## Set exercise:
Show, in full, each line of the data that contains "veya".

Extracted data entries:
((
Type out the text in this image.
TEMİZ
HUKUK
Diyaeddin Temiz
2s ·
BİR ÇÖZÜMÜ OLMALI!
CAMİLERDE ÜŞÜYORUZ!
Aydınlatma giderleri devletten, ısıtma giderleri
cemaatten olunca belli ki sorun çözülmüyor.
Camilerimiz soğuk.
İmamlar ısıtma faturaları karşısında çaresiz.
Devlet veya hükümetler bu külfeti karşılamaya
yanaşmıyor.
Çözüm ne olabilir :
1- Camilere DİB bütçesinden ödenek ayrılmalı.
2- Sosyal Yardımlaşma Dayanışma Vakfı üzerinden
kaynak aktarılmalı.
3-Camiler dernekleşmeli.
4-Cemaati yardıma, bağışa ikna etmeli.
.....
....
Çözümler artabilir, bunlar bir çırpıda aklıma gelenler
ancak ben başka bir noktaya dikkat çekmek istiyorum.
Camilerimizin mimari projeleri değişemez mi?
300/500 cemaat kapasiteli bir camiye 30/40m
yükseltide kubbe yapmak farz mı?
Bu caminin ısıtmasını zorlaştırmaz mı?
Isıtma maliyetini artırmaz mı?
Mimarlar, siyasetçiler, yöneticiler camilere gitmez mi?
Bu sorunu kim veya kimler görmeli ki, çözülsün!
))
## Result of the task:
Devlet veya hükümetler bu külfeti karşılamaya
Bu sorunu kim veya kimler görmeli ki, çözülsün!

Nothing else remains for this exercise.